• [THE TASK]:
Take every line where the string "alleged" appears and copy it.
* * * *
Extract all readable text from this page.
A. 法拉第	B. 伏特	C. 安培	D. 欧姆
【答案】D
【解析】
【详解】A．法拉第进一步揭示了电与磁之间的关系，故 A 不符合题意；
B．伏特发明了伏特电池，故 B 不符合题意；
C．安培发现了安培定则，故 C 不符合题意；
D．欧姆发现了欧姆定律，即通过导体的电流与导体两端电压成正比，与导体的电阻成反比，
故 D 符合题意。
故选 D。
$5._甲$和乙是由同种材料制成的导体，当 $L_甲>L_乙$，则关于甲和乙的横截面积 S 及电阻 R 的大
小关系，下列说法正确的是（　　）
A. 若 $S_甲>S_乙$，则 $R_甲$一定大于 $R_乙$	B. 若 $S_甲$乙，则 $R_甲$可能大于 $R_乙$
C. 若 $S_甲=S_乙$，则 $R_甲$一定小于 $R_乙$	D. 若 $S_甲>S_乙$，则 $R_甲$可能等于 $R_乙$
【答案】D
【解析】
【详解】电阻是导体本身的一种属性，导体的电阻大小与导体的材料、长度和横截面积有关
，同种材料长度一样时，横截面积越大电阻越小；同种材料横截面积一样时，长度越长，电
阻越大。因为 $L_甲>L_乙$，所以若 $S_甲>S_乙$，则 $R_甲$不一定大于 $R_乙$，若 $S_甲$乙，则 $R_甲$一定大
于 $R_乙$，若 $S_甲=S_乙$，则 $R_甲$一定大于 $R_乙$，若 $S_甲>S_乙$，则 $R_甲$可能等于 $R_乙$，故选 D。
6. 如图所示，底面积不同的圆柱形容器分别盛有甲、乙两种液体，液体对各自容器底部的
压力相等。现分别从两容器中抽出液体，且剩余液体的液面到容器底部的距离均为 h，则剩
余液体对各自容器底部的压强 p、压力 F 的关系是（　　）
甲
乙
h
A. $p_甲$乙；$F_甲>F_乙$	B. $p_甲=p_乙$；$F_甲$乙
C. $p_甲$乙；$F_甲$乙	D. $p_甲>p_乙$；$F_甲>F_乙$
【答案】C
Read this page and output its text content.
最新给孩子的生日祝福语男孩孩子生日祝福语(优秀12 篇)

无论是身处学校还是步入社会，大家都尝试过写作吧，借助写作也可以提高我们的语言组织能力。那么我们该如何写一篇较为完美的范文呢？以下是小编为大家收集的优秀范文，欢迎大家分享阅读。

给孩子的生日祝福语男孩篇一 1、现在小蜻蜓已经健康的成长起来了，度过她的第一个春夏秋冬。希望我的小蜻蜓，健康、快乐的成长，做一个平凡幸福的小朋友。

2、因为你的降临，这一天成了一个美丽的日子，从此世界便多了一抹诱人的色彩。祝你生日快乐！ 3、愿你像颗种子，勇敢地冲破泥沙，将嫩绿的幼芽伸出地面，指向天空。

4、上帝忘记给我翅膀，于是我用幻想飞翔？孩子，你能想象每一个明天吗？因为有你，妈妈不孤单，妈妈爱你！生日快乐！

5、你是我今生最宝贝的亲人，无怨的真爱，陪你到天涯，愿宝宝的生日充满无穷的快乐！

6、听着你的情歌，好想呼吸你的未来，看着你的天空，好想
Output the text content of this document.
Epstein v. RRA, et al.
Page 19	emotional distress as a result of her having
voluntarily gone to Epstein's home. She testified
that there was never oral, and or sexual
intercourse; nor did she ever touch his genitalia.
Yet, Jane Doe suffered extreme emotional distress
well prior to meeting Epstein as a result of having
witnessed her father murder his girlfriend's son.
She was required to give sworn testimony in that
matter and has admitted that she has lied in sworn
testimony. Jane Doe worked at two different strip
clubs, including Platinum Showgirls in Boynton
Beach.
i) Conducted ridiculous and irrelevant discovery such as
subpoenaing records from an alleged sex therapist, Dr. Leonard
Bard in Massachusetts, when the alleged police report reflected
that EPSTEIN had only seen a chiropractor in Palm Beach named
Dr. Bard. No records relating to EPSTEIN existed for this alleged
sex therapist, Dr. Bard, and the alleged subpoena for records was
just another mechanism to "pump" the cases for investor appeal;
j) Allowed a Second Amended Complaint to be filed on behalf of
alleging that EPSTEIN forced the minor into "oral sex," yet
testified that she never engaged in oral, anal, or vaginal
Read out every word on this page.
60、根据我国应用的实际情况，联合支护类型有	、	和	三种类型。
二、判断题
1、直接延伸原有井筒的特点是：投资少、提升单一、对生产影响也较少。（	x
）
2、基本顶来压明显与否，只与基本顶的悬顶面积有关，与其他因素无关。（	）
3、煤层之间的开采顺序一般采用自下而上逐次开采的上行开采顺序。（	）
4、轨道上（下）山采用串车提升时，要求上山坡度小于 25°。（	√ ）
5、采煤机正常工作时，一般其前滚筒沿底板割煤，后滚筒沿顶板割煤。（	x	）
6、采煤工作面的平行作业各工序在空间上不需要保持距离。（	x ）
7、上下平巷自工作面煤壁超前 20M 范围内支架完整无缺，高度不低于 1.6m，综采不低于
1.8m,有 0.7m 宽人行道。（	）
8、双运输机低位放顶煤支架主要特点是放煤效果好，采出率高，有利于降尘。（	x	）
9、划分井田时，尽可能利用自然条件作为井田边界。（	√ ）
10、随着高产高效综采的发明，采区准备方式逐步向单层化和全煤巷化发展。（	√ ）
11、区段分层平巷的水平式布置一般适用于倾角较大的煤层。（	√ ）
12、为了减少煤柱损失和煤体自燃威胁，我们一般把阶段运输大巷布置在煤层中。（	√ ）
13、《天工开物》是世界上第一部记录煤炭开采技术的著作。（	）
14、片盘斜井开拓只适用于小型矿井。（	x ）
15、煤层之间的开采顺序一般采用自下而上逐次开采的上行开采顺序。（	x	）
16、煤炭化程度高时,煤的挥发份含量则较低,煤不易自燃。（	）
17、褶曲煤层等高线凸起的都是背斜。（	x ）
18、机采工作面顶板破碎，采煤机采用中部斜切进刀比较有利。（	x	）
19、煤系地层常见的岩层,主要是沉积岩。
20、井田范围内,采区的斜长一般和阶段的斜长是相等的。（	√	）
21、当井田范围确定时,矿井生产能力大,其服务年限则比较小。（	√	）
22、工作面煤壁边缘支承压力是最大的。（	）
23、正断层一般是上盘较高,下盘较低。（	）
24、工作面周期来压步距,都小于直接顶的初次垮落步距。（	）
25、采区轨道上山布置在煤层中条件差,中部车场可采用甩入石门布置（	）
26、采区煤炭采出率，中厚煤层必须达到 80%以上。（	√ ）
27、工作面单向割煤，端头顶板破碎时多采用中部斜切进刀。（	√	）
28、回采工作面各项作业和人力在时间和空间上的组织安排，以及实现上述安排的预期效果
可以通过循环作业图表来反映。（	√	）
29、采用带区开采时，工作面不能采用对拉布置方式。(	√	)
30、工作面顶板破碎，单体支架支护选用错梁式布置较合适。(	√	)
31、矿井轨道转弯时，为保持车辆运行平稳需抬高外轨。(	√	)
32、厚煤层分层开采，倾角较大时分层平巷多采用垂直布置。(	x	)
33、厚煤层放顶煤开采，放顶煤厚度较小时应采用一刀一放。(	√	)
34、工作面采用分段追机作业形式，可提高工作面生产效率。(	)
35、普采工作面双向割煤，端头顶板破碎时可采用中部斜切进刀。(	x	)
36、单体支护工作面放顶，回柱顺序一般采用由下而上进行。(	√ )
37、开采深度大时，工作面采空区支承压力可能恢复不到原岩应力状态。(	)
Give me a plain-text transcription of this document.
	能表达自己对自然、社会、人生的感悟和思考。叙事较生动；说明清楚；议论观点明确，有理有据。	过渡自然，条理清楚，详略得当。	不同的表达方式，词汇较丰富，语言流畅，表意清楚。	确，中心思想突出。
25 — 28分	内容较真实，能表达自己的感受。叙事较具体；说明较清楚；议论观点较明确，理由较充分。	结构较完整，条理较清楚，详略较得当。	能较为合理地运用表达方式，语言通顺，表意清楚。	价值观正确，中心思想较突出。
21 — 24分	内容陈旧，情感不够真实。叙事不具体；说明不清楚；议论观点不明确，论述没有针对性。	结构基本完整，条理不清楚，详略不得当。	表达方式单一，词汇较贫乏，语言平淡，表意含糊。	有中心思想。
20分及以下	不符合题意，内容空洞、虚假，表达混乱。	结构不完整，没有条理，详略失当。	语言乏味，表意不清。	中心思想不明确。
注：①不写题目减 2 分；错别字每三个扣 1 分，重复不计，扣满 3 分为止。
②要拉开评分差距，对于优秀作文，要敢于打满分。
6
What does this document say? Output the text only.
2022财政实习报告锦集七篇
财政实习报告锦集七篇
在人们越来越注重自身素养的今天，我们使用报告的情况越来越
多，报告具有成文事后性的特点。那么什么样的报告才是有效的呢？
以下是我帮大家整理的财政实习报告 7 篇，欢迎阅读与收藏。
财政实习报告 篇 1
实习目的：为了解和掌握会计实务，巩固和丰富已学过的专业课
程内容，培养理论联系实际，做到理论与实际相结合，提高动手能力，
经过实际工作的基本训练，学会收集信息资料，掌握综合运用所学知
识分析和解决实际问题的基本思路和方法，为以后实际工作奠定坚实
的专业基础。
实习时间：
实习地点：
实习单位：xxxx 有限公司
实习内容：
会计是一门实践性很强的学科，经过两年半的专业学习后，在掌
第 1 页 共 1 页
* * * *
• [ANSWER TO THIS EXERCISE]:
subpoenaing records from an alleged sex therapist, Dr. Leonard
Bard in Massachusetts, when the alleged police report reflected
Dr. Bard. No records relating to EPSTEIN existed for this alleged
sex therapist, Dr. Bard, and the alleged subpoena for records was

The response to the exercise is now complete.